TASK BRIEF: Rewrite the lines below as a numbered list, omitting any blank lines.

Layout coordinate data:

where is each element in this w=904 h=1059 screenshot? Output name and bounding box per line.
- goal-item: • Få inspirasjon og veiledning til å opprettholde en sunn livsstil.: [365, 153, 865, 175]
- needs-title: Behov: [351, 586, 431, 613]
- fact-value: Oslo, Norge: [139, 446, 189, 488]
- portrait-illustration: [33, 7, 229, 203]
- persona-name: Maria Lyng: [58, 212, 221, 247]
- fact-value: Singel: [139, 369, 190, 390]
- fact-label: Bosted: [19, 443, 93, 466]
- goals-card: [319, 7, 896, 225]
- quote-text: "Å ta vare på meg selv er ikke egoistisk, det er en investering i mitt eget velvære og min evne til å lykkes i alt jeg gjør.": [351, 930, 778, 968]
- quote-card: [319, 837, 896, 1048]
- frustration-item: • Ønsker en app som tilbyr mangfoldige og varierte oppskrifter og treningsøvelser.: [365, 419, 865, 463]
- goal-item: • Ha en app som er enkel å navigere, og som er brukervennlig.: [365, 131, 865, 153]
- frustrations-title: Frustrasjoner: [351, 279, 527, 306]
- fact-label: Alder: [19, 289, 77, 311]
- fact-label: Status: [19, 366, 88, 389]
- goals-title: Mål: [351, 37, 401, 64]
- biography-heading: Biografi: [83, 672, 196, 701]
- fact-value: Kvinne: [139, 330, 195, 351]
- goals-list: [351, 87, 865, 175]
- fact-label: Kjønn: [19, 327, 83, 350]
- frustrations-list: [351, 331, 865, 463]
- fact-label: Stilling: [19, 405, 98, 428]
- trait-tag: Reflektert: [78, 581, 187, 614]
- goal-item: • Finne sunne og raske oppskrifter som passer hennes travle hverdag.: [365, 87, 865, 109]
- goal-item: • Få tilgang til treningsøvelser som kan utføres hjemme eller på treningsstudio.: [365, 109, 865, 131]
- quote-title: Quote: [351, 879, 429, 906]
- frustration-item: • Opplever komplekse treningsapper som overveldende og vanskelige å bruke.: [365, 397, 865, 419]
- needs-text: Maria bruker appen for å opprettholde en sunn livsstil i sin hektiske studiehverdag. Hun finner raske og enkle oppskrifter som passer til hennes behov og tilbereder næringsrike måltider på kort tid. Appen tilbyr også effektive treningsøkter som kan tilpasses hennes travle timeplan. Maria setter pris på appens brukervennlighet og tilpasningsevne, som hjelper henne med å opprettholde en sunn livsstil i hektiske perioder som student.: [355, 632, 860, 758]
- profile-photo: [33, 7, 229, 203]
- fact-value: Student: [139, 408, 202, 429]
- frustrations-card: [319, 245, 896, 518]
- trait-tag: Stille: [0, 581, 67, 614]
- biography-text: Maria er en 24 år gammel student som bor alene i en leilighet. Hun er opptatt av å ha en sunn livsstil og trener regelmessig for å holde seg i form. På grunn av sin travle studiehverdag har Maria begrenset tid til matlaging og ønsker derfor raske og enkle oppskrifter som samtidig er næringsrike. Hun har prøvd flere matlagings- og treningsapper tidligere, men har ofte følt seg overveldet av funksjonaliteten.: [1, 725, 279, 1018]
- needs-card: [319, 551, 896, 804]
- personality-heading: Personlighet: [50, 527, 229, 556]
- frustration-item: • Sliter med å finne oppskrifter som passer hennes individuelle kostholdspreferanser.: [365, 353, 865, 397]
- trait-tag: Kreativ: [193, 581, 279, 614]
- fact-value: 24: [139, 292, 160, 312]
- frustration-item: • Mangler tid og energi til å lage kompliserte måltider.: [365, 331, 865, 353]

TASK SOLUTION:
1. where is each element in this w=904 h=1059 screenshot? Output name and bounding box per line.
2. - goal-item: • Få inspirasjon og veiledning til å opprettholde en sunn livsstil.: [365, 153, 865, 175]
3. - needs-title: Behov: [351, 586, 431, 613]
4. - fact-value: Oslo, Norge: [139, 446, 189, 488]
5. - portrait-illustration: [33, 7, 229, 203]
6. - persona-name: Maria Lyng: [58, 212, 221, 247]
7. - fact-value: Singel: [139, 369, 190, 390]
8. - fact-label: Bosted: [19, 443, 93, 466]
9. - goals-card: [319, 7, 896, 225]
10. - quote-text: "Å ta vare på meg selv er ikke egoistisk, det er en investering i mitt eget velvære og min evne til å lykkes i alt jeg gjør.": [351, 930, 778, 968]
11. - quote-card: [319, 837, 896, 1048]
12. - frustration-item: • Ønsker en app som tilbyr mangfoldige og varierte oppskrifter og treningsøvelser.: [365, 419, 865, 463]
13. - goal-item: • Ha en app som er enkel å navigere, og som er brukervennlig.: [365, 131, 865, 153]
14. - frustrations-title: Frustrasjoner: [351, 279, 527, 306]
15. - fact-label: Alder: [19, 289, 77, 311]
16. - fact-label: Status: [19, 366, 88, 389]
17. - goals-title: Mål: [351, 37, 401, 64]
18. - biography-heading: Biografi: [83, 672, 196, 701]
19. - fact-value: Kvinne: [139, 330, 195, 351]
20. - goals-list: [351, 87, 865, 175]
21. - fact-label: Kjønn: [19, 327, 83, 350]
22. - frustrations-list: [351, 331, 865, 463]
23. - fact-label: Stilling: [19, 405, 98, 428]
24. - trait-tag: Reflektert: [78, 581, 187, 614]
25. - goal-item: • Finne sunne og raske oppskrifter som passer hennes travle hverdag.: [365, 87, 865, 109]
26. - goal-item: • Få tilgang til treningsøvelser som kan utføres hjemme eller på treningsstudio.: [365, 109, 865, 131]
27. - quote-title: Quote: [351, 879, 429, 906]
28. - frustration-item: • Opplever komplekse treningsapper som overveldende og vanskelige å bruke.: [365, 397, 865, 419]
29. - needs-text: Maria bruker appen for å opprettholde en sunn livsstil i sin hektiske studiehverdag. Hun finner raske og enkle oppskrifter som passer til hennes behov og tilbereder næringsrike måltider på kort tid. Appen tilbyr også effektive treningsøkter som kan tilpasses hennes travle timeplan. Maria setter pris på appens brukervennlighet og tilpasningsevne, som hjelper henne med å opprettholde en sunn livsstil i hektiske perioder som student.: [355, 632, 860, 758]
30. - profile-photo: [33, 7, 229, 203]
31. - fact-value: Student: [139, 408, 202, 429]
32. - frustrations-card: [319, 245, 896, 518]
33. - trait-tag: Stille: [0, 581, 67, 614]
34. - biography-text: Maria er en 24 år gammel student som bor alene i en leilighet. Hun er opptatt av å ha en sunn livsstil og trener regelmessig for å holde seg i form. På grunn av sin travle studiehverdag har Maria begrenset tid til matlaging og ønsker derfor raske og enkle oppskrifter som samtidig er næringsrike. Hun har prøvd flere matlagings- og treningsapper tidligere, men har ofte følt seg overveldet av funksjonaliteten.: [1, 725, 279, 1018]
35. - needs-card: [319, 551, 896, 804]
36. - personality-heading: Personlighet: [50, 527, 229, 556]
37. - frustration-item: • Sliter med å finne oppskrifter som passer hennes individuelle kostholdspreferanser.: [365, 353, 865, 397]
38. - trait-tag: Kreativ: [193, 581, 279, 614]
39. - fact-value: 24: [139, 292, 160, 312]
40. - frustration-item: • Mangler tid og energi til å lage kompliserte måltider.: [365, 331, 865, 353]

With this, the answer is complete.